▸ CHALLENGE
Can you pull out each line of the data below that includes the word "Module"?

▸ EXERCISE MATERIAL
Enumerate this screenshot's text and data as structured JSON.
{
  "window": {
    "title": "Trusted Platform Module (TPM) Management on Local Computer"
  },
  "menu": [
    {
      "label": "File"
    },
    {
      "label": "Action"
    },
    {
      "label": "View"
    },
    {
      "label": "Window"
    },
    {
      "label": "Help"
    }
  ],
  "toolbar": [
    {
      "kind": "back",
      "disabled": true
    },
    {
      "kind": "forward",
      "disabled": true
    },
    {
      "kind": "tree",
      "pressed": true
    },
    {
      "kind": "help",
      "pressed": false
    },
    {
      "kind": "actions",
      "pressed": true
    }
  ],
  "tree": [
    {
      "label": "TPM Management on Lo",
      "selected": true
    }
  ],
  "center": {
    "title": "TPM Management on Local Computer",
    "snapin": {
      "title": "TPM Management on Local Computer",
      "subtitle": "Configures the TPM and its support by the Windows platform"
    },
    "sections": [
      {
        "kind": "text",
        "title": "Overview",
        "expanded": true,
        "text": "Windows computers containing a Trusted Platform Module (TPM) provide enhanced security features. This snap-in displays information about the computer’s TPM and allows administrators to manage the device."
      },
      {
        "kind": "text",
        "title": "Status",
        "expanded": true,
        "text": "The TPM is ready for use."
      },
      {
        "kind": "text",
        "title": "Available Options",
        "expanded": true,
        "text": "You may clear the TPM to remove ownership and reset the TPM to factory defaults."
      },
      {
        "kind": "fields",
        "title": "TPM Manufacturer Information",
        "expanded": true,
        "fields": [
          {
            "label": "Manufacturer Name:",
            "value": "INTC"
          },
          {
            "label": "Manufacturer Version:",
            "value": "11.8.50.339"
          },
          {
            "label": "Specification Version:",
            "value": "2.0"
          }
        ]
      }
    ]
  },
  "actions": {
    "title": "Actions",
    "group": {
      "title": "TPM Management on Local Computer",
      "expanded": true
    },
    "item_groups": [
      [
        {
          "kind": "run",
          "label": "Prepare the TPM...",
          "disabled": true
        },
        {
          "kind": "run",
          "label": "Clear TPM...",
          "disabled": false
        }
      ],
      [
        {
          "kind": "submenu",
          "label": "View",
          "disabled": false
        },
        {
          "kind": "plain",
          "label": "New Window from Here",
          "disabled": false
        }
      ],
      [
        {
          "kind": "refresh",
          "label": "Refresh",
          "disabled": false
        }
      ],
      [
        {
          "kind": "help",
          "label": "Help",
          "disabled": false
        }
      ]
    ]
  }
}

▸ ANSWER IN FULL
    "title": "Trusted Platform Module (TPM) Management on Local Computer"
        "text": "Windows computers containing a Trusted Platform Module (TPM) provide enhanced security features. This snap-in displays information about the computer’s TPM and allows administrators to manage the device."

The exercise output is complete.